TASK TO COMPLETE. Leave out every picture, then transcribe the rest of the listing exactly.

RECORDS FOR THIS TASK.
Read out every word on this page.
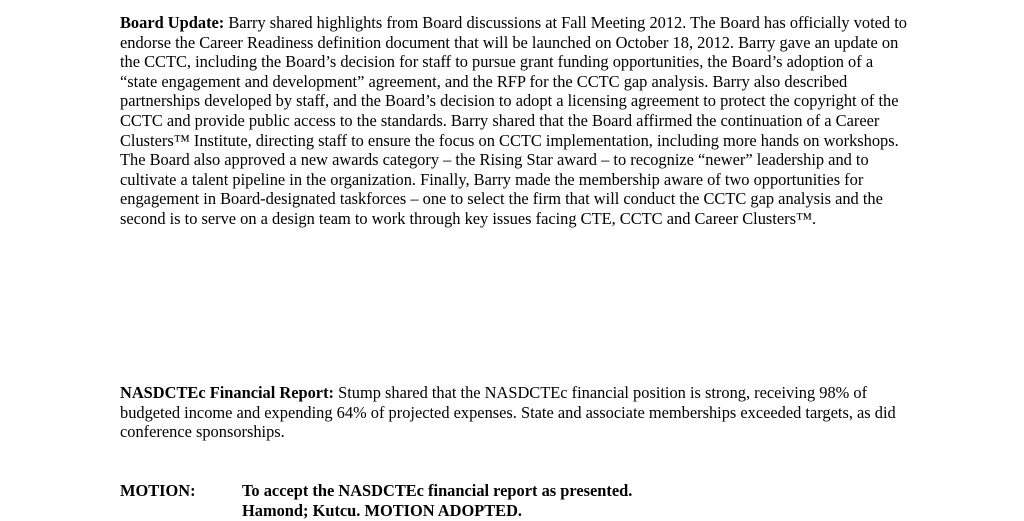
Board Update: Barry shared highlights from Board discussions at Fall Meeting 2012. The Board has officially voted to endorse the Career Readiness definition document that will be launched on October 18, 2012. Barry gave an update on the CCTC, including the Board’s decision for staff to pursue grant funding opportunities, the Board’s adoption of a “state engagement and development” agreement, and the RFP for the CCTC gap analysis. Barry also described partnerships developed by staff, and the Board’s decision to adopt a licensing agreement to protect the copyright of the CCTC and provide public access to the standards. Barry shared that the Board affirmed the continuation of a Career Clusters™ Institute, directing staff to ensure the focus on CCTC implementation, including more hands on workshops. The Board also approved a new awards category – the Rising Star award – to recognize “newer” leadership and to cultivate a talent pipeline in the organization. Finally, Barry made the membership aware of two opportunities for engagement in Board-designated taskforces – one to select the firm that will conduct the CCTC gap analysis and the second is to serve on a design team to work through key issues facing CTE, CCTC and Career Clusters™.

NASDCTEc Financial Report: Stump shared that the NASDCTEc financial position is strong, receiving 98% of budgeted income and expending 64% of projected expenses. State and associate memberships exceeded targets, as did conference sponsorships.

MOTION:	To accept the NASDCTEc financial report as presented.
Hamond; Kutcu. MOTION ADOPTED.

SOLUTION.
Read out every word on this page.
Board Update: Barry shared highlights from Board discussions at Fall Meeting 2012. The Board has officially voted to endorse the Career Readiness definition document that will be launched on October 18, 2012. Barry gave an update on the CCTC, including the Board’s decision for staff to pursue grant funding opportunities, the Board’s adoption of a “state engagement and development” agreement, and the RFP for the CCTC gap analysis. Barry also described partnerships developed by staff, and the Board’s decision to adopt a licensing agreement to protect the copyright of the CCTC and provide public access to the standards. Barry shared that the Board affirmed the continuation of a Career Clusters™ Institute, directing staff to ensure the focus on CCTC implementation, including more hands on workshops. The Board also approved a new awards category – the Rising Star award – to recognize “newer” leadership and to cultivate a talent pipeline in the organization. Finally, Barry made the membership aware of two opportunities for engagement in Board-designated taskforces – one to select the firm that will conduct the CCTC gap analysis and the second is to serve on a design team to work through key issues facing CTE, CCTC and Career Clusters™.

NASDCTEc Financial Report: Stump shared that the NASDCTEc financial position is strong, receiving 98% of budgeted income and expending 64% of projected expenses. State and associate memberships exceeded targets, as did conference sponsorships.

MOTION:	To accept the NASDCTEc financial report as presented.
Hamond; Kutcu. MOTION ADOPTED.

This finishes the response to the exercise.